The problem —
In the records below, find each line with the word "Section" and copy it.

━━ Provided records

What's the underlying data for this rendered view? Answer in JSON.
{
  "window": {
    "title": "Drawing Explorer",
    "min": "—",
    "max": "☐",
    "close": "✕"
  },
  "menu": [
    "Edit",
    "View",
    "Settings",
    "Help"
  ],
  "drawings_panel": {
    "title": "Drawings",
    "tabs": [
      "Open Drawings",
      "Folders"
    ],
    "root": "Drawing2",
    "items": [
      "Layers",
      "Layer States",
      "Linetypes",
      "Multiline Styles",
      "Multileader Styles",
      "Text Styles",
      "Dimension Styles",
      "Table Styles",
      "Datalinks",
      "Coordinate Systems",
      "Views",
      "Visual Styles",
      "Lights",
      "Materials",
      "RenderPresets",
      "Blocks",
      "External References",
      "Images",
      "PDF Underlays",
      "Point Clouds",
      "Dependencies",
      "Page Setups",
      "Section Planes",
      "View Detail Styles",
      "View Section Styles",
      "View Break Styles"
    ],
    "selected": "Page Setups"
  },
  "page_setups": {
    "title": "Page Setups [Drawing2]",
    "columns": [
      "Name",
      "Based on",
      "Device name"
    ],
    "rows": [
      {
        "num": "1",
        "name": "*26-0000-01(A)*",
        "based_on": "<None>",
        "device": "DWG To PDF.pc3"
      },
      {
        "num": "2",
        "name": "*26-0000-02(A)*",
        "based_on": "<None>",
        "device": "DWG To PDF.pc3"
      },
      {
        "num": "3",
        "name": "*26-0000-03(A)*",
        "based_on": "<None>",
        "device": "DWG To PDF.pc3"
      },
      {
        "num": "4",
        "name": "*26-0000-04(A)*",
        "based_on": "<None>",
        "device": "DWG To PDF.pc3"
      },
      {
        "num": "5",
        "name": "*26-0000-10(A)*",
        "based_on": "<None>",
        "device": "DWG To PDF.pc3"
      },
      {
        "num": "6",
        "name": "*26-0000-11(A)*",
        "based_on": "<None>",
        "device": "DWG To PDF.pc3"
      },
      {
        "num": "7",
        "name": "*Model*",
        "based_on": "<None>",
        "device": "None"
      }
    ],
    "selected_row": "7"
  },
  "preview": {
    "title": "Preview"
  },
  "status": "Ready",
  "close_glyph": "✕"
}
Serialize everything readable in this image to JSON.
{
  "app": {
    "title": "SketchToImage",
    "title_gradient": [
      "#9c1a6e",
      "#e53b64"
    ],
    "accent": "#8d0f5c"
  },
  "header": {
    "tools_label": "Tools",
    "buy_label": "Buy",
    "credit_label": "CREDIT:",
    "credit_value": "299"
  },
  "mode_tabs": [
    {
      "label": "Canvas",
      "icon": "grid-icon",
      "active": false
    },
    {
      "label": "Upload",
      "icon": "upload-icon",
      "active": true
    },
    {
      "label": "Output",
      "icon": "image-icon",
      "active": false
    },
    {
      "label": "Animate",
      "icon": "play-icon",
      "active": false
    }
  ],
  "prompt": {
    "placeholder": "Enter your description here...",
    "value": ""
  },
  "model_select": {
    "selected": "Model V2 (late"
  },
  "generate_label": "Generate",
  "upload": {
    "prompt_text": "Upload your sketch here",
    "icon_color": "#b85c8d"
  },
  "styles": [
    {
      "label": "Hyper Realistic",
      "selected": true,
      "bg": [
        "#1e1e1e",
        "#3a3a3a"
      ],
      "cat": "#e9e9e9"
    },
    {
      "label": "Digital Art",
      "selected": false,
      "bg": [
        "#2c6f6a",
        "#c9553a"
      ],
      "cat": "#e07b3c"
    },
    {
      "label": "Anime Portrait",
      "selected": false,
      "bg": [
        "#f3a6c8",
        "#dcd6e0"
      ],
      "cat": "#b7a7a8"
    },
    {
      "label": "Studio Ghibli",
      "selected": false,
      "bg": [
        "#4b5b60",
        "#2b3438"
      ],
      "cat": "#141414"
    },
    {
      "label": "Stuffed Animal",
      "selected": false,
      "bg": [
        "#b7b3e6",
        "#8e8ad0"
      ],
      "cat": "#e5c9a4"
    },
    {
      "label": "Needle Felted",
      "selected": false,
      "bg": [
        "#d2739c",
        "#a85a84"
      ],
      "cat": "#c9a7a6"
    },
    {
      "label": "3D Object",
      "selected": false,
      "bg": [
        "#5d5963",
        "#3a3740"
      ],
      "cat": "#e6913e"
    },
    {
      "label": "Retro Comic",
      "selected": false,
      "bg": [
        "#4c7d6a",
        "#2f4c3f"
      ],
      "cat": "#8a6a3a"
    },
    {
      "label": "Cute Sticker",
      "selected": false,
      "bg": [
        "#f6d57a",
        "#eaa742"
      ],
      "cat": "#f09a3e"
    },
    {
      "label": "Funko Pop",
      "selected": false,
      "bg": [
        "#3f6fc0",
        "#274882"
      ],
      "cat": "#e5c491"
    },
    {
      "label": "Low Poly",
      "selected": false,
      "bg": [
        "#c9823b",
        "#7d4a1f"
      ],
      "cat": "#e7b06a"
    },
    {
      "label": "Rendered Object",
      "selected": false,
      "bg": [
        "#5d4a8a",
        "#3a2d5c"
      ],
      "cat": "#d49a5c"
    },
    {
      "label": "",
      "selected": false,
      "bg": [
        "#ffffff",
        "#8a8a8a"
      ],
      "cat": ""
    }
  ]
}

━━━━

Response to the task —
      "Section Planes",
      "View Section Styles",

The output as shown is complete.